Items from a figure collection:
>> start

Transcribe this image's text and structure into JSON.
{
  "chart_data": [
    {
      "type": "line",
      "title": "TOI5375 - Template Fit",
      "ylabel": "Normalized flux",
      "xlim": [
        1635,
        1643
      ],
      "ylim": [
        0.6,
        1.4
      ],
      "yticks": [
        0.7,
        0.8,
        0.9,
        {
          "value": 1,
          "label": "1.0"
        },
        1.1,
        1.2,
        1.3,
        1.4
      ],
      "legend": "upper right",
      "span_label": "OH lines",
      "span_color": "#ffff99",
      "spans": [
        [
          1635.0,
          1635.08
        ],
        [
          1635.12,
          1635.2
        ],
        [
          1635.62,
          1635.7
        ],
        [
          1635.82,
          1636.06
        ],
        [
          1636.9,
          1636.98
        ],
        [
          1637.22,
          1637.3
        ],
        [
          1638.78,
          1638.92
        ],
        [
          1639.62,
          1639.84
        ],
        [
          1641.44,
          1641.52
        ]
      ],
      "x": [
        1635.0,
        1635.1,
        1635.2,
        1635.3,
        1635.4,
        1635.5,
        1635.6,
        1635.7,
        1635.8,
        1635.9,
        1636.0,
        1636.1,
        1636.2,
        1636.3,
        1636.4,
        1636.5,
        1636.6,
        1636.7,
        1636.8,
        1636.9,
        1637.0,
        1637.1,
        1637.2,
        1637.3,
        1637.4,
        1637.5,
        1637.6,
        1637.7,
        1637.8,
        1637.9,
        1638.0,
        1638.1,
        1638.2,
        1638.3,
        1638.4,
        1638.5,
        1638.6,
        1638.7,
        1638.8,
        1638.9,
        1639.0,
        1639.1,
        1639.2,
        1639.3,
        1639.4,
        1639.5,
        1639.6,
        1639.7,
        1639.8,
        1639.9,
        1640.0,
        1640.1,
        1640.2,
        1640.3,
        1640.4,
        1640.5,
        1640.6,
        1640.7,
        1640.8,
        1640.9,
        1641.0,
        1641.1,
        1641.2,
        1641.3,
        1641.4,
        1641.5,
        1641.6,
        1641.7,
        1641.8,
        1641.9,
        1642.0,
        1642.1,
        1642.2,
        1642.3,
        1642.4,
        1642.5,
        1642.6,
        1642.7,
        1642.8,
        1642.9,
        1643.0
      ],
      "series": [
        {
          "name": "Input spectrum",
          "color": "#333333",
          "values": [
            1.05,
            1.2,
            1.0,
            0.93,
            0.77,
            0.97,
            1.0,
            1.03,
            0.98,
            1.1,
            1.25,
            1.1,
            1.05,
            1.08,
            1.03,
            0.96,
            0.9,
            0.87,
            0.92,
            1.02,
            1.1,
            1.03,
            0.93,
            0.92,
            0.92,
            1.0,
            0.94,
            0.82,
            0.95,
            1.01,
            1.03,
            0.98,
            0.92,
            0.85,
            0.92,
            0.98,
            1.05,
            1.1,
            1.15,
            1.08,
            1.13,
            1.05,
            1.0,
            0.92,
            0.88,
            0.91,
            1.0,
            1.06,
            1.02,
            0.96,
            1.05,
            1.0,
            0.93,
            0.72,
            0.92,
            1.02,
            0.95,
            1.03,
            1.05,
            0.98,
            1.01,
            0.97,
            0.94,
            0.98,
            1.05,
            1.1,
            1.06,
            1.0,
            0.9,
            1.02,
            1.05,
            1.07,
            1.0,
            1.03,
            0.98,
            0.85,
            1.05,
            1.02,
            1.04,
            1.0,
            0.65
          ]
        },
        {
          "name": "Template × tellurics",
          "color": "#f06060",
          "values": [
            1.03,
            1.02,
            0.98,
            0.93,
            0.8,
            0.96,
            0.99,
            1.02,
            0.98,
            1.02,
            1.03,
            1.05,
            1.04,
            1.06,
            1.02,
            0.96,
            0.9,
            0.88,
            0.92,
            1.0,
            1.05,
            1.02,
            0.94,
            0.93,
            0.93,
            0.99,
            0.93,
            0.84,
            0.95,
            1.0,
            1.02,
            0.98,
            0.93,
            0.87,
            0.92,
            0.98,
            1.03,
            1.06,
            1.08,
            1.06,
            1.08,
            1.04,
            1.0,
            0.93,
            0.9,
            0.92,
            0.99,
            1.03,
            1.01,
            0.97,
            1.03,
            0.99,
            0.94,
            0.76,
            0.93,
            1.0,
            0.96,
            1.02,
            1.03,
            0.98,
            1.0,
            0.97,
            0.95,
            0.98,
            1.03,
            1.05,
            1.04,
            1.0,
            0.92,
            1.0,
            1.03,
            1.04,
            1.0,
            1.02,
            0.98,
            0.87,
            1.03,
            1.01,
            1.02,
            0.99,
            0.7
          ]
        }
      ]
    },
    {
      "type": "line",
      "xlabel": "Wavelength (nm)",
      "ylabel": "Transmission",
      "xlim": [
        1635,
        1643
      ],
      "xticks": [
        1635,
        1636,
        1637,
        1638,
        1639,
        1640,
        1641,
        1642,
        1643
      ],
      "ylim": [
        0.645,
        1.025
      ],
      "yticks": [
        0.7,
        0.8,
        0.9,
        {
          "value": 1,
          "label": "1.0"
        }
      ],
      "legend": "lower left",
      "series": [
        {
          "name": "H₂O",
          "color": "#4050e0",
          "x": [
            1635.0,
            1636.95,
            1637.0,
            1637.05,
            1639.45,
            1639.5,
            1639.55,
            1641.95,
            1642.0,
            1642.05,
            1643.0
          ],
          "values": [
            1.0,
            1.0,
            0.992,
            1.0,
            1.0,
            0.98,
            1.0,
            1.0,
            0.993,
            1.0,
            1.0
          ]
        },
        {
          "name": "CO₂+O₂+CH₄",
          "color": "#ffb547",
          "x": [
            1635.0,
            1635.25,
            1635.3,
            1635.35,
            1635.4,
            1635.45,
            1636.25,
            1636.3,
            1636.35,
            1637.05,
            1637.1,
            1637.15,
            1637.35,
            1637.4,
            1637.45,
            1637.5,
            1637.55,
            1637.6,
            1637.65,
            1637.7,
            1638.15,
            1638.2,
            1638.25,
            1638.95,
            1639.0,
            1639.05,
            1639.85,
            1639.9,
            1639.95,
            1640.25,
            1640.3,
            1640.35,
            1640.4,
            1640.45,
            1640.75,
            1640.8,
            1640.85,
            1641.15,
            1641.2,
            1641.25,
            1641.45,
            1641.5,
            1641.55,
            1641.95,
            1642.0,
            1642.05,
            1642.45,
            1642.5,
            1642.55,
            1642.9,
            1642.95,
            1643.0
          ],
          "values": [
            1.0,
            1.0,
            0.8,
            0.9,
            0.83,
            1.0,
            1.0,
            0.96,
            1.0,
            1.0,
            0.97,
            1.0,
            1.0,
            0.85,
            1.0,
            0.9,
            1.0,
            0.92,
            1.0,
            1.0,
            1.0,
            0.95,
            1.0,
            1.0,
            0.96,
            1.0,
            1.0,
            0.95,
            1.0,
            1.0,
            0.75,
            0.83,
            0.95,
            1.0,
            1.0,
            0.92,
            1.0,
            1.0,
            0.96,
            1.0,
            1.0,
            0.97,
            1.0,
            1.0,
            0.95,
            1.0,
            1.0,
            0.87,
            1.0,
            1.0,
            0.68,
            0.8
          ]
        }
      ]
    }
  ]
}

>> end

* [WHAT TO DO]
Go through the material above and count the lines that include "Template". Give the number alone.

* [THE COMPLETED TASK]
2